Begin WORKING DATA

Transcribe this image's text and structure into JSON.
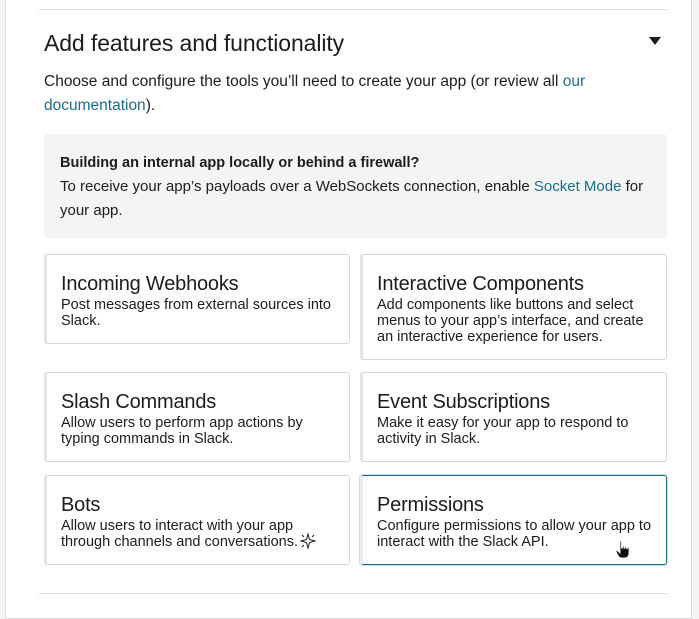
{
  "section": {
    "title": "Add features and functionality",
    "intro_text": "Choose and configure the tools you’ll need to create your app (or review all ",
    "intro_link": "our documentation",
    "intro_end": ").",
    "collapse_icon": "caret-down-icon"
  },
  "callout": {
    "title": "Building an internal app locally or behind a firewall?",
    "body_start": "To receive your app’s payloads over a WebSockets connection, enable ",
    "body_link": "Socket Mode",
    "body_end": " for your app."
  },
  "features": [
    {
      "title": "Incoming Webhooks",
      "description": "Post messages from external sources into Slack."
    },
    {
      "title": "Interactive Components",
      "description": "Add components like buttons and select menus to your app’s interface, and create an interactive experience for users."
    },
    {
      "title": "Slash Commands",
      "description": "Allow users to perform app actions by typing commands in Slack."
    },
    {
      "title": "Event Subscriptions",
      "description": "Make it easy for your app to respond to activity in Slack."
    },
    {
      "title": "Bots",
      "description": "Allow users to interact with your app through channels and conversations."
    },
    {
      "title": "Permissions",
      "description": "Configure permissions to allow your app to interact with the Slack API."
    }
  ],
  "colors": {
    "link": "#1d6c89",
    "text": "#1d1c1d",
    "callout_bg": "#f3f4f4",
    "active_border": "#1d6c89"
  },
  "icons": {
    "sparkle": "sparkle-icon",
    "cursor": "hand-cursor-icon"
  }
}
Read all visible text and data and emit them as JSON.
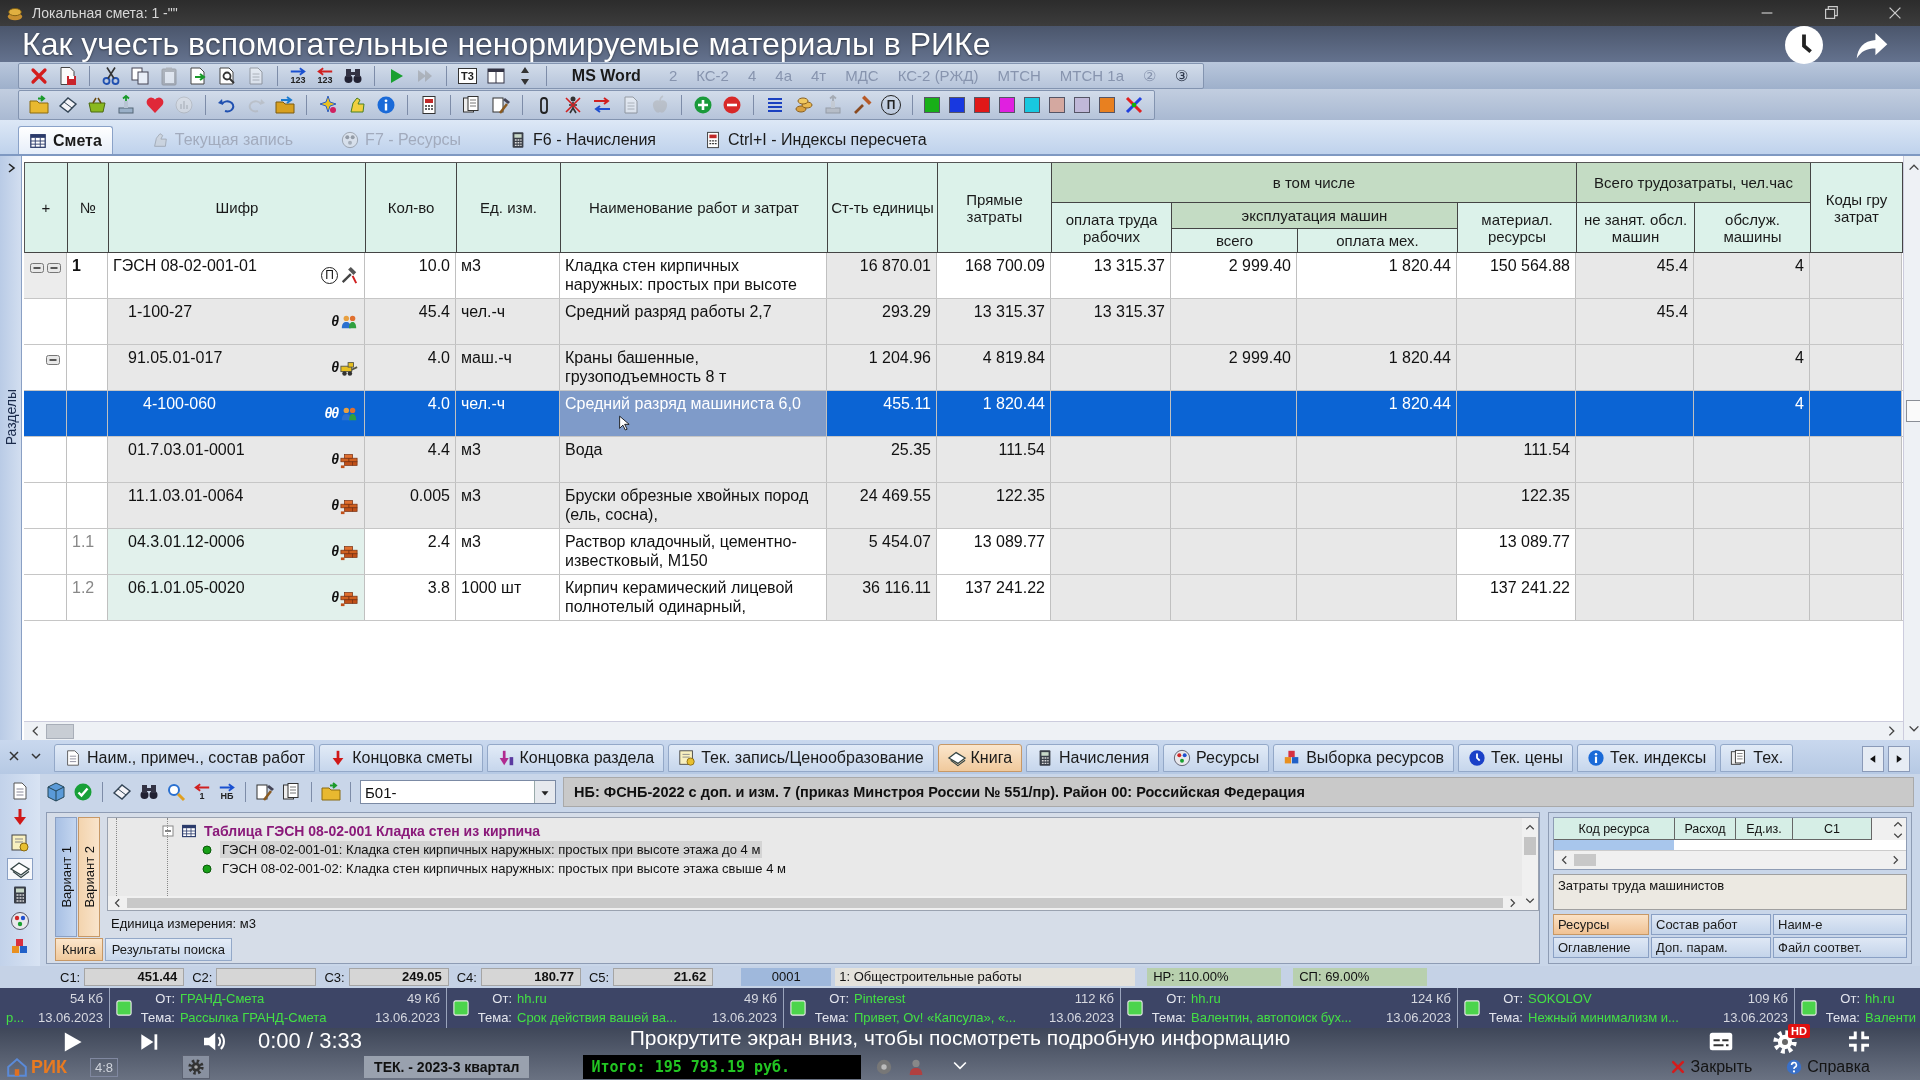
{
  "window": {
    "title": "Локальная смета: 1 -\"\""
  },
  "video": {
    "title": "Как учесть вспомогательные ненормируемые материалы в РИКе",
    "time": "0:00 / 3:33",
    "scroll_hint": "Прокрутите экран вниз, чтобы посмотреть подробную информацию",
    "quality_badge": "HD"
  },
  "toolbar_1": {
    "icons": [
      {
        "disabled": false
      },
      {
        "disabled": false
      },
      {
        "disabled": false
      },
      {
        "disabled": false
      },
      {
        "disabled": true
      },
      {
        "disabled": false
      },
      {
        "disabled": false
      },
      {
        "disabled": true
      },
      {
        "disabled": false,
        "label": "123"
      },
      {
        "disabled": false,
        "label": "123"
      },
      {
        "disabled": false
      },
      {
        "disabled": false
      },
      {
        "disabled": true
      },
      {
        "disabled": false,
        "label": "T3"
      },
      {
        "disabled": false
      },
      {
        "disabled": false
      }
    ],
    "word_button": "MS Word",
    "form_buttons": [
      {
        "label": "2",
        "disabled": true
      },
      {
        "label": "КС-2",
        "disabled": true
      },
      {
        "label": "4",
        "disabled": true
      },
      {
        "label": "4а",
        "disabled": true
      },
      {
        "label": "4т",
        "disabled": true
      },
      {
        "label": "МДС",
        "disabled": true
      },
      {
        "label": "КС-2 (РЖД)",
        "disabled": true
      },
      {
        "label": "МТСН",
        "disabled": true
      },
      {
        "label": "МТСН 1а",
        "disabled": true
      },
      {
        "label": "②",
        "disabled": true
      },
      {
        "label": "③",
        "disabled": false
      }
    ]
  },
  "toolbar_2": {
    "icons": [
      {
        "disabled": false
      },
      {
        "disabled": false
      },
      {
        "disabled": false
      },
      {
        "disabled": false
      },
      {
        "disabled": false
      },
      {
        "disabled": true
      },
      {
        "disabled": false
      },
      {
        "disabled": true
      },
      {
        "disabled": false
      },
      {
        "disabled": false
      },
      {
        "disabled": false
      },
      {
        "disabled": false
      },
      {
        "disabled": false
      },
      {
        "disabled": false
      },
      {
        "disabled": false
      },
      {
        "disabled": false
      },
      {
        "disabled": false
      },
      {
        "disabled": false
      },
      {
        "disabled": true
      },
      {
        "disabled": true
      },
      {
        "disabled": false
      },
      {
        "disabled": false
      },
      {
        "disabled": false
      },
      {
        "disabled": false
      },
      {
        "disabled": true
      },
      {
        "disabled": false
      },
      {
        "disabled": false,
        "label": "П"
      }
    ],
    "swatches": [
      {
        "color": "#18b018"
      },
      {
        "color": "#1838e0"
      },
      {
        "color": "#e01818"
      },
      {
        "color": "#e020e0"
      },
      {
        "color": "#18c8e0"
      },
      {
        "color": "#d4a8a0"
      },
      {
        "color": "#c0b8d8"
      },
      {
        "color": "#e88020"
      }
    ]
  },
  "tabs": [
    {
      "label": "Смета",
      "selected": true,
      "disabled": false
    },
    {
      "label": "Текущая запись",
      "selected": false,
      "disabled": true
    },
    {
      "label": "F7 - Ресурсы",
      "selected": false,
      "disabled": true
    },
    {
      "label": "F6 - Начисления",
      "selected": false,
      "disabled": false
    },
    {
      "label": "Ctrl+I - Индексы пересчета",
      "selected": false,
      "disabled": false
    }
  ],
  "side_panel": {
    "label": "Разделы"
  },
  "table": {
    "columns": [
      {
        "label": "+"
      },
      {
        "label": "№"
      },
      {
        "label": "Шифр"
      },
      {
        "label": "Кол-во"
      },
      {
        "label": "Ед. изм."
      },
      {
        "label": "Наименование работ и затрат"
      },
      {
        "label": "Ст-ть единицы"
      },
      {
        "label": "Прямые затраты"
      },
      {
        "label": "в том числе",
        "children": [
          {
            "label": "оплата труда рабочих"
          },
          {
            "label": "эксплуатация машин",
            "children": [
              {
                "label": "всего"
              },
              {
                "label": "оплата мех."
              }
            ]
          },
          {
            "label": "материал. ресурсы"
          }
        ]
      },
      {
        "label": "Всего трудозатраты, чел.час",
        "children": [
          {
            "label": "не занят. обсл. машин"
          },
          {
            "label": "обслуж. машины"
          }
        ]
      },
      {
        "label": "Коды гру затрат"
      }
    ],
    "rows": [
      {
        "kind": "position",
        "selected": false,
        "toggles": [
          {
            "expanded": true
          },
          {
            "expanded": true
          }
        ],
        "number": "1",
        "code": "ГЭСН 08-02-001-01",
        "badge": "П",
        "quantity": "10.0",
        "unit": "м3",
        "name": "Кладка стен кирпичных наружных: простых при высоте",
        "unit_cost": "16 870.01",
        "direct_cost": "168 700.09",
        "labor_pay": "13 315.37",
        "machine_total": "2 999.40",
        "operator_pay": "1 820.44",
        "materials": "150 564.88",
        "labor_idle": "45.4",
        "labor_operators": "4",
        "children": [
          {
            "kind": "labor",
            "selected": false,
            "code": "1-100-27",
            "mark": "θ",
            "quantity": "45.4",
            "unit": "чел.-ч",
            "name": "Средний разряд работы 2,7",
            "unit_cost": "293.29",
            "direct_cost": "13 315.37",
            "labor_pay": "13 315.37",
            "labor_idle": "45.4"
          },
          {
            "kind": "machine",
            "selected": false,
            "toggles": [
              {
                "expanded": true
              }
            ],
            "code": "91.05.01-017",
            "mark": "θ",
            "quantity": "4.0",
            "unit": "маш.-ч",
            "name": "Краны башенные, грузоподъемность 8 т",
            "unit_cost": "1 204.96",
            "direct_cost": "4 819.84",
            "machine_total": "2 999.40",
            "operator_pay": "1 820.44",
            "labor_operators": "4",
            "children": [
              {
                "kind": "operator",
                "selected": true,
                "code": "4-100-060",
                "mark": "θθ",
                "quantity": "4.0",
                "unit": "чел.-ч",
                "name": "Средний разряд машиниста 6,0",
                "unit_cost": "455.11",
                "direct_cost": "1 820.44",
                "operator_pay": "1 820.44",
                "labor_operators": "4"
              }
            ]
          },
          {
            "kind": "resource",
            "selected": false,
            "code": "01.7.03.01-0001",
            "mark": "θ",
            "quantity": "4.4",
            "unit": "м3",
            "name": "Вода",
            "unit_cost": "25.35",
            "direct_cost": "111.54",
            "materials": "111.54"
          },
          {
            "kind": "resource",
            "selected": false,
            "code": "11.1.03.01-0064",
            "mark": "θ",
            "quantity": "0.005",
            "unit": "м3",
            "name": "Бруски обрезные хвойных пород (ель, сосна),",
            "unit_cost": "24 469.55",
            "direct_cost": "122.35",
            "materials": "122.35"
          },
          {
            "kind": "material",
            "selected": false,
            "number": "1.1",
            "code": "04.3.01.12-0006",
            "mark": "θ",
            "quantity": "2.4",
            "unit": "м3",
            "name": "Раствор кладочный, цементно-известковый, М150",
            "unit_cost": "5 454.07",
            "direct_cost": "13 089.77",
            "materials": "13 089.77"
          },
          {
            "kind": "material",
            "selected": false,
            "number": "1.2",
            "code": "06.1.01.05-0020",
            "mark": "θ",
            "quantity": "3.8",
            "unit": "1000 шт",
            "name": "Кирпич керамический лицевой полнотелый одинарный,",
            "unit_cost": "36 116.11",
            "direct_cost": "137 241.22",
            "materials": "137 241.22"
          }
        ]
      }
    ]
  },
  "bottom_tabs": [
    {
      "label": "Наим., примеч., состав работ",
      "selected": false
    },
    {
      "label": "Концовка сметы",
      "selected": false
    },
    {
      "label": "Концовка раздела",
      "selected": false
    },
    {
      "label": "Тек. запись/Ценообразование",
      "selected": false
    },
    {
      "label": "Книга",
      "selected": true
    },
    {
      "label": "Начисления",
      "selected": false
    },
    {
      "label": "Ресурсы",
      "selected": false
    },
    {
      "label": "Выборка ресурсов",
      "selected": false
    },
    {
      "label": "Тек. цены",
      "selected": false
    },
    {
      "label": "Тек. индексы",
      "selected": false
    },
    {
      "label": "Тех.",
      "selected": false
    }
  ],
  "side_tools": [
    {
      "selected": false
    },
    {
      "selected": false
    },
    {
      "selected": false
    },
    {
      "selected": true
    },
    {
      "selected": false
    },
    {
      "selected": false
    },
    {
      "selected": false
    }
  ],
  "book_toolbar": {
    "buttons": [
      {
        "disabled": false
      },
      {
        "disabled": false
      },
      {
        "disabled": false
      },
      {
        "disabled": false
      },
      {
        "disabled": false
      },
      {
        "disabled": false,
        "label": "1"
      },
      {
        "disabled": false,
        "label": "НБ"
      },
      {
        "disabled": false
      },
      {
        "disabled": false
      },
      {
        "disabled": false
      }
    ],
    "collection": {
      "value": "Б01-"
    },
    "base": "НБ: ФСНБ-2022 с доп. и изм. 7 (приказ Минстроя России № 551/пр). Район 00: Российская Федерация"
  },
  "book": {
    "variants": [
      {
        "label": "Вариант 1",
        "selected": false
      },
      {
        "label": "Вариант 2",
        "selected": true
      }
    ],
    "tree": {
      "expanded": true,
      "label": "Таблица ГЭСН 08-02-001 Кладка стен из кирпича",
      "children": [
        {
          "label": "ГЭСН 08-02-001-01: Кладка стен кирпичных наружных: простых при высоте этажа до 4 м",
          "selected": true
        },
        {
          "label": "ГЭСН 08-02-001-02: Кладка стен кирпичных наружных: простых при высоте этажа свыше 4 м",
          "selected": false
        }
      ]
    },
    "unit": "Единица измерения: м3",
    "tabs": [
      {
        "label": "Книга",
        "selected": true
      },
      {
        "label": "Результаты поиска",
        "selected": false
      }
    ]
  },
  "resources_panel": {
    "columns": [
      "Код ресурса",
      "Расход",
      "Ед.из.",
      "С1"
    ],
    "rows": [
      {
        "selected": true
      }
    ],
    "description": "Затраты труда машинистов",
    "tabs": [
      {
        "label": "Ресурсы",
        "selected": true
      },
      {
        "label": "Состав работ",
        "selected": false
      },
      {
        "label": "Наим-е",
        "selected": false
      },
      {
        "label": "Оглавление",
        "selected": false
      },
      {
        "label": "Доп. парам.",
        "selected": false
      },
      {
        "label": "Файл соответ.",
        "selected": false
      }
    ]
  },
  "status_row": {
    "fields": [
      {
        "label": "С1:",
        "value": "451.44"
      },
      {
        "label": "С2:"
      },
      {
        "label": "С3:",
        "value": "249.05"
      },
      {
        "label": "С4:",
        "value": "180.77"
      },
      {
        "label": "С5:",
        "value": "21.62"
      }
    ],
    "section_code": "0001",
    "section": "1: Общестроительные работы",
    "overhead": "НР: 110.00%",
    "profit": "СП: 69.00%"
  },
  "notifications": [
    {
      "size": "54 Кб",
      "subject": "р...",
      "date": "13.06.2023"
    },
    {
      "from_label": "От:",
      "from": "ГРАНД-Смета",
      "size": "49 Кб",
      "subject_label": "Тема:",
      "subject": "Рассылка ГРАНД-Смета",
      "date": "13.06.2023"
    },
    {
      "from_label": "От:",
      "from": "hh.ru",
      "size": "49 Кб",
      "subject_label": "Тема:",
      "subject": "Срок действия вашей ва...",
      "date": "13.06.2023"
    },
    {
      "from_label": "От:",
      "from": "Pinterest",
      "size": "112 Кб",
      "subject_label": "Тема:",
      "subject": "Привет, Ov! «Капсула», «...",
      "date": "13.06.2023"
    },
    {
      "from_label": "От:",
      "from": "hh.ru",
      "size": "124 Кб",
      "subject_label": "Тема:",
      "subject": "Валентин, автопоиск бух...",
      "date": "13.06.2023"
    },
    {
      "from_label": "От:",
      "from": "SOKOLOV",
      "size": "109 Кб",
      "subject_label": "Тема:",
      "subject": "Нежный минимализм и...",
      "date": "13.06.2023"
    },
    {
      "from_label": "От:",
      "from": "hh.ru",
      "subject_label": "Тема:",
      "subject": "Валенти"
    }
  ],
  "status_bar": {
    "logo": "РИК",
    "page": "4:8",
    "period": "ТЕК. - 2023-3 квартал",
    "total": "Итого: 195 793.19 руб.",
    "close": "Закрыть",
    "help": "Справка"
  }
}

End WORKING DATA

• [PROMPT]:
Find the lines above that contain the word "users" and collect them.

• [ANSWER BELOW]:
      "description": "Add components like buttons and select menus to your app’s interface, and create an interactive experience for users."
      "description": "Allow users to perform app actions by typing commands in Slack."
      "description": "Allow users to interact with your app through channels and conversations."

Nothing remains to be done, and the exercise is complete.